Would you return all of this data exactly, leaving nothing out?

--- Start of MATERIAL SUPPLIED ---

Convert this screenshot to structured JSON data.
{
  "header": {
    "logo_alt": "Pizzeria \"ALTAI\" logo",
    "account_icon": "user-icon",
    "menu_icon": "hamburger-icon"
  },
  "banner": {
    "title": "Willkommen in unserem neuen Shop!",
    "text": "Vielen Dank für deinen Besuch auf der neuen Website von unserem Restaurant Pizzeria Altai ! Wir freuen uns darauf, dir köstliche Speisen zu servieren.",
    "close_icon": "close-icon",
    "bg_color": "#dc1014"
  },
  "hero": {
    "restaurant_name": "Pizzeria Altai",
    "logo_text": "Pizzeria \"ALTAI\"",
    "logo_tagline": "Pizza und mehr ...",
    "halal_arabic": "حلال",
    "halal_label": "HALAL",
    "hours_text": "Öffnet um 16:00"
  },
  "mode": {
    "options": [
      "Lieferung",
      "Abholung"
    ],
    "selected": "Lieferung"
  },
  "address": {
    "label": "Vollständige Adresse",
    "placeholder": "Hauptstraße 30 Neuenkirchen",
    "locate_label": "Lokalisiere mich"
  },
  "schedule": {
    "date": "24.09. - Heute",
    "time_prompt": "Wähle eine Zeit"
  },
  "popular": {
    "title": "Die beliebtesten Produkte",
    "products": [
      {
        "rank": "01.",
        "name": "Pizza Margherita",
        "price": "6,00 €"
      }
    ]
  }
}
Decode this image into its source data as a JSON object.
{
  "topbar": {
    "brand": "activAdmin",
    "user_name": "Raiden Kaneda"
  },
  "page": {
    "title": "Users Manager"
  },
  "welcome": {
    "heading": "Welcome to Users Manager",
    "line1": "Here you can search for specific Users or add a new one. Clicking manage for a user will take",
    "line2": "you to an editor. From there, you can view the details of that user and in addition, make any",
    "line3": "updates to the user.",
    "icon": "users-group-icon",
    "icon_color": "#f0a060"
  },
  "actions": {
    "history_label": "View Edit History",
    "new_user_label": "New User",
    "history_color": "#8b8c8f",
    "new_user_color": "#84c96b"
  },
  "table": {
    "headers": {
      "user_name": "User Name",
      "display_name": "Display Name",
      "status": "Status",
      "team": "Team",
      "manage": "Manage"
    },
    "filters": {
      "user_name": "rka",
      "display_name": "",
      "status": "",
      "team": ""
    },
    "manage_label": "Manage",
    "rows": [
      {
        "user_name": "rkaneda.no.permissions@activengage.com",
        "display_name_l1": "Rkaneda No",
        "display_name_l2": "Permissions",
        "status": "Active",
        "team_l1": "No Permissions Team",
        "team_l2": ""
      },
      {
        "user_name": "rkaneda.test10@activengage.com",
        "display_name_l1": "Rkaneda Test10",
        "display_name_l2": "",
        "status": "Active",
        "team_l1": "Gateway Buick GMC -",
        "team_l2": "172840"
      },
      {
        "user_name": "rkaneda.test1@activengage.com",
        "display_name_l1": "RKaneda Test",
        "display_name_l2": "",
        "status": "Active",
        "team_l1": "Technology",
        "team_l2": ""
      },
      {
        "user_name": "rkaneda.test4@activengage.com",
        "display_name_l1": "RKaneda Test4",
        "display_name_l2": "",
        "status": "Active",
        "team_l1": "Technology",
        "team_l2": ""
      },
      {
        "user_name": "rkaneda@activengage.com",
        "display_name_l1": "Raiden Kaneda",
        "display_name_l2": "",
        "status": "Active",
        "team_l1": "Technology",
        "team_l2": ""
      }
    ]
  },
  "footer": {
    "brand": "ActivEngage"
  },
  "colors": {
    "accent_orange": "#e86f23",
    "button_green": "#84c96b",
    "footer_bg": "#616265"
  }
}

--- End of MATERIAL SUPPLIED ---

→ REPLY TO THE TASK:
Convert this screenshot to structured JSON data.
{
  "header": {
    "logo_alt": "Pizzeria \"ALTAI\" logo",
    "account_icon": "user-icon",
    "menu_icon": "hamburger-icon"
  },
  "banner": {
    "title": "Willkommen in unserem neuen Shop!",
    "text": "Vielen Dank für deinen Besuch auf der neuen Website von unserem Restaurant Pizzeria Altai ! Wir freuen uns darauf, dir köstliche Speisen zu servieren.",
    "close_icon": "close-icon",
    "bg_color": "#dc1014"
  },
  "hero": {
    "restaurant_name": "Pizzeria Altai",
    "logo_text": "Pizzeria \"ALTAI\"",
    "logo_tagline": "Pizza und mehr ...",
    "halal_arabic": "حلال",
    "halal_label": "HALAL",
    "hours_text": "Öffnet um 16:00"
  },
  "mode": {
    "options": [
      "Lieferung",
      "Abholung"
    ],
    "selected": "Lieferung"
  },
  "address": {
    "label": "Vollständige Adresse",
    "placeholder": "Hauptstraße 30 Neuenkirchen",
    "locate_label": "Lokalisiere mich"
  },
  "schedule": {
    "date": "24.09. - Heute",
    "time_prompt": "Wähle eine Zeit"
  },
  "popular": {
    "title": "Die beliebtesten Produkte",
    "products": [
      {
        "rank": "01.",
        "name": "Pizza Margherita",
        "price": "6,00 €"
      }
    ]
  }
}
Decode this image into its source data as a JSON object.
{
  "topbar": {
    "brand": "activAdmin",
    "user_name": "Raiden Kaneda"
  },
  "page": {
    "title": "Users Manager"
  },
  "welcome": {
    "heading": "Welcome to Users Manager",
    "line1": "Here you can search for specific Users or add a new one. Clicking manage for a user will take",
    "line2": "you to an editor. From there, you can view the details of that user and in addition, make any",
    "line3": "updates to the user.",
    "icon": "users-group-icon",
    "icon_color": "#f0a060"
  },
  "actions": {
    "history_label": "View Edit History",
    "new_user_label": "New User",
    "history_color": "#8b8c8f",
    "new_user_color": "#84c96b"
  },
  "table": {
    "headers": {
      "user_name": "User Name",
      "display_name": "Display Name",
      "status": "Status",
      "team": "Team",
      "manage": "Manage"
    },
    "filters": {
      "user_name": "rka",
      "display_name": "",
      "status": "",
      "team": ""
    },
    "manage_label": "Manage",
    "rows": [
      {
        "user_name": "rkaneda.no.permissions@activengage.com",
        "display_name_l1": "Rkaneda No",
        "display_name_l2": "Permissions",
        "status": "Active",
        "team_l1": "No Permissions Team",
        "team_l2": ""
      },
      {
        "user_name": "rkaneda.test10@activengage.com",
        "display_name_l1": "Rkaneda Test10",
        "display_name_l2": "",
        "status": "Active",
        "team_l1": "Gateway Buick GMC -",
        "team_l2": "172840"
      },
      {
        "user_name": "rkaneda.test1@activengage.com",
        "display_name_l1": "RKaneda Test",
        "display_name_l2": "",
        "status": "Active",
        "team_l1": "Technology",
        "team_l2": ""
      },
      {
        "user_name": "rkaneda.test4@activengage.com",
        "display_name_l1": "RKaneda Test4",
        "display_name_l2": "",
        "status": "Active",
        "team_l1": "Technology",
        "team_l2": ""
      },
      {
        "user_name": "rkaneda@activengage.com",
        "display_name_l1": "Raiden Kaneda",
        "display_name_l2": "",
        "status": "Active",
        "team_l1": "Technology",
        "team_l2": ""
      }
    ]
  },
  "footer": {
    "brand": "ActivEngage"
  },
  "colors": {
    "accent_orange": "#e86f23",
    "button_green": "#84c96b",
    "footer_bg": "#616265"
  }
}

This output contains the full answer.